=== Data to process ===

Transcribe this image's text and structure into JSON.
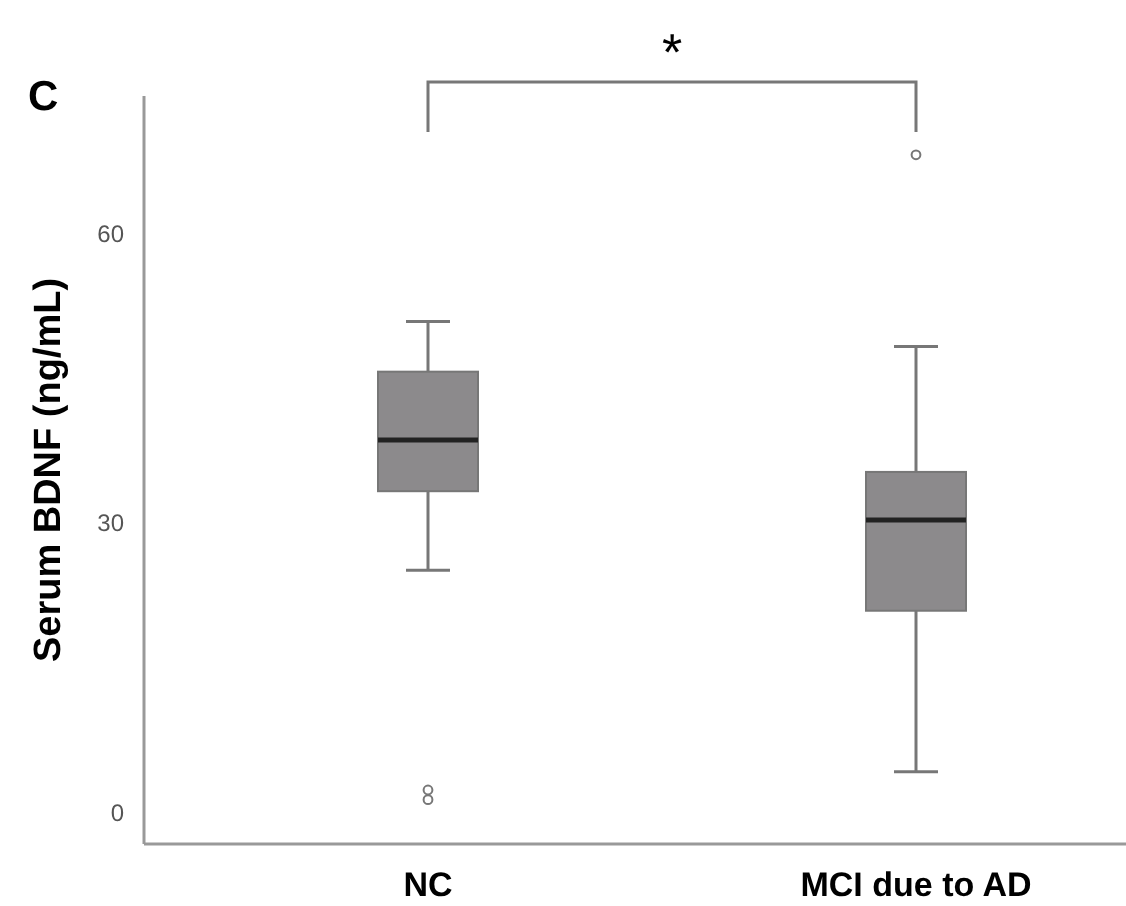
{
  "chart_data": {
    "type": "box",
    "title": "C",
    "ylabel": "Serum BDNF (ng/mL)",
    "categories": [
      "NC",
      "MCI due to AD"
    ],
    "boxes": [
      {
        "low": 25.1,
        "q1": 33.3,
        "median": 38.6,
        "q3": 45.7,
        "high": 50.9,
        "outliers": [
          1.3,
          2.3
        ]
      },
      {
        "low": 4.2,
        "q1": 20.9,
        "median": 30.3,
        "q3": 35.3,
        "high": 48.3,
        "outliers": [
          68.2
        ]
      }
    ],
    "color": "#8c8a8c",
    "ylim": [
      -3.3,
      74.3
    ],
    "yticks": [
      0,
      30,
      60
    ],
    "annotations": [
      "*"
    ]
  }
}
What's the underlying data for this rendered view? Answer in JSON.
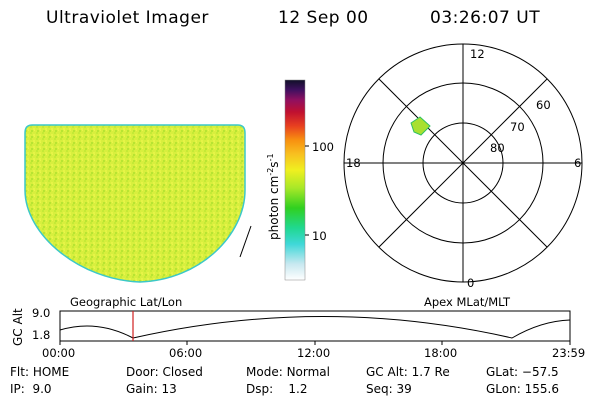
{
  "header": {
    "instrument": "Ultraviolet Imager",
    "date": "12 Sep 00",
    "time": "03:26:07 UT"
  },
  "colorbar": {
    "unit_label_prefix": "photon cm",
    "unit_exp1": "-2",
    "unit_mid": "s",
    "unit_exp2": "-1",
    "ticks": [
      "100",
      "10"
    ]
  },
  "polar_plot": {
    "mlt_labels": {
      "top": "12",
      "left": "18",
      "right": "6",
      "bottom": "0"
    },
    "lat_labels": [
      "60",
      "70",
      "80"
    ]
  },
  "panel_labels": {
    "left": "Geographic Lat/Lon",
    "right": "Apex MLat/MLT"
  },
  "altitude_plot": {
    "ylabel": "GC Alt",
    "yticks": [
      "9.0",
      "1.8"
    ],
    "xticks": [
      "00:00",
      "06:00",
      "12:00",
      "18:00",
      "23:59"
    ]
  },
  "status": {
    "row1": [
      {
        "label": "Flt:",
        "value": "HOME"
      },
      {
        "label": "Door:",
        "value": "Closed"
      },
      {
        "label": "Mode:",
        "value": "Normal"
      },
      {
        "label": "GC Alt:",
        "value": "1.7 Re"
      },
      {
        "label": "GLat:",
        "value": "−57.5"
      }
    ],
    "row2": [
      {
        "label": "IP:",
        "value": "9.0"
      },
      {
        "label": "Gain:",
        "value": "13"
      },
      {
        "label": "Dsp:",
        "value": "1.2"
      },
      {
        "label": "Seq:",
        "value": "39"
      },
      {
        "label": "GLon:",
        "value": "155.6"
      }
    ]
  },
  "colors": {
    "image_fill": "#d9f040",
    "image_edge": "#3cc8c8",
    "marker": "#d02020"
  }
}
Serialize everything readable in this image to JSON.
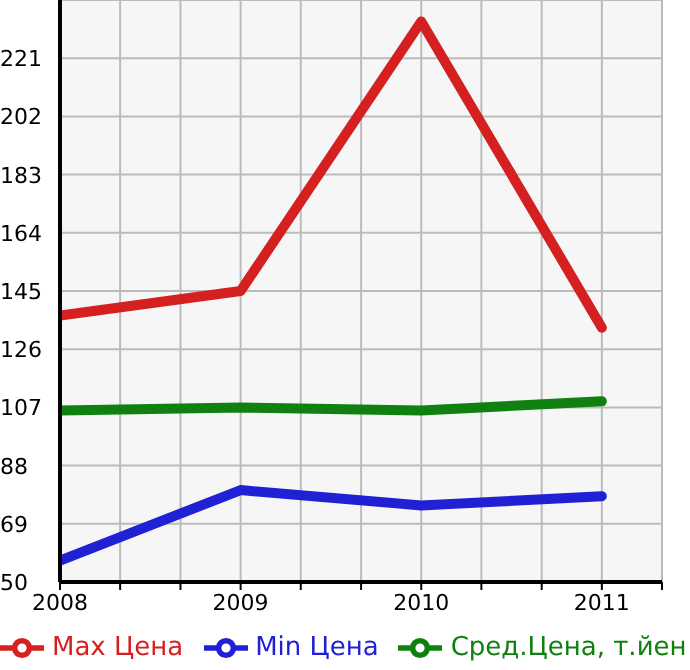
{
  "chart_data": {
    "type": "line",
    "x": [
      2008,
      2009,
      2010,
      2011
    ],
    "xlim": [
      2008,
      2011.333
    ],
    "xticks": [
      2008,
      {
        "value": 2008.333,
        "label": null
      },
      {
        "value": 2008.667,
        "label": null
      },
      2009,
      {
        "value": 2009.333,
        "label": null
      },
      {
        "value": 2009.667,
        "label": null
      },
      2010,
      {
        "value": 2010.333,
        "label": null
      },
      {
        "value": 2010.667,
        "label": null
      },
      2011,
      {
        "value": 2011.333,
        "label": null
      }
    ],
    "ylim": [
      50,
      240
    ],
    "yticks": [
      50,
      69,
      88,
      107,
      126,
      145,
      164,
      183,
      202,
      221
    ],
    "grid": true,
    "legend": "bottom",
    "marker": "none",
    "line_style": "solid",
    "series": [
      {
        "name": "Max Цена",
        "color": "#d42020",
        "values": [
          137,
          145,
          233,
          133
        ]
      },
      {
        "name": "Min Цена",
        "color": "#2020d4",
        "values": [
          57,
          80,
          75,
          78
        ]
      },
      {
        "name": "Сред.Цена, т.йен",
        "color": "#108010",
        "values": [
          106,
          107,
          106,
          109
        ]
      }
    ]
  }
}
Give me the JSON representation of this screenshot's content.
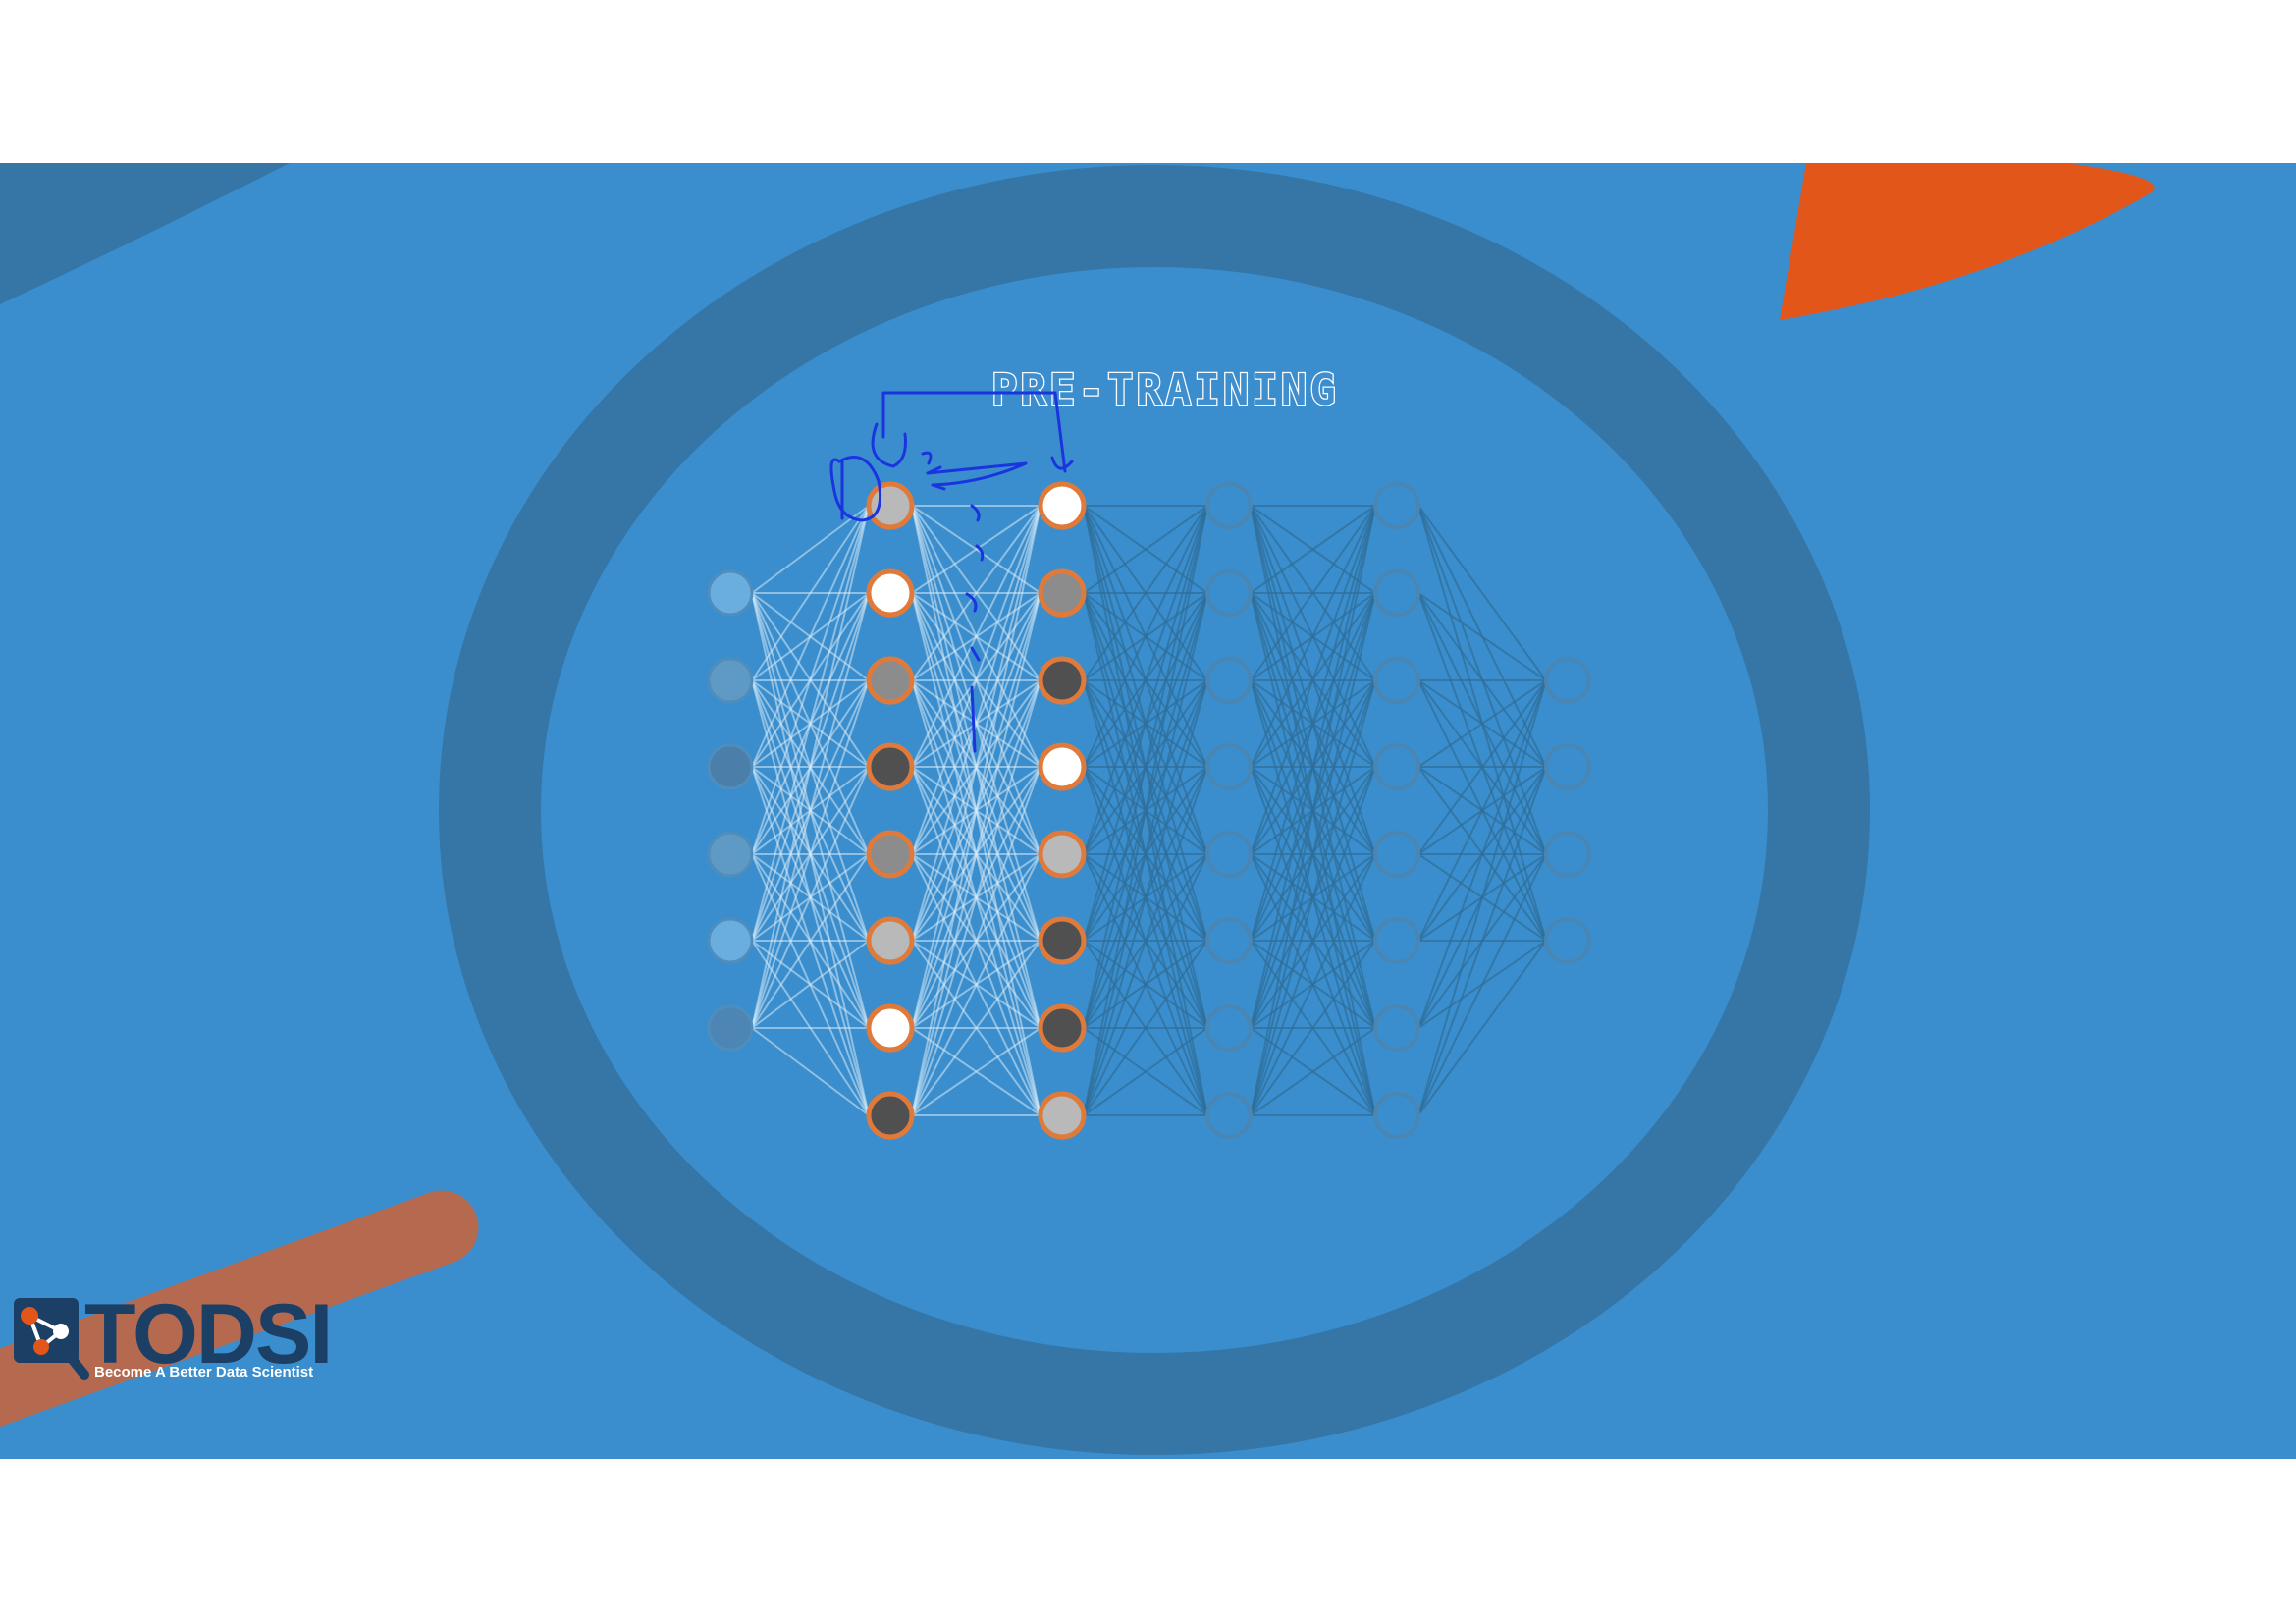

===

§ Exercise
Identify each line containing the string "JSON" and copy it out.

§ The completed task
Transcribe this image's text and structure into JSON.
What's the underlying data for this rendered view? Answer in JSON.
Serialize everything readable in this image to JSON.
Give me the JSON representation of this screenshot's content.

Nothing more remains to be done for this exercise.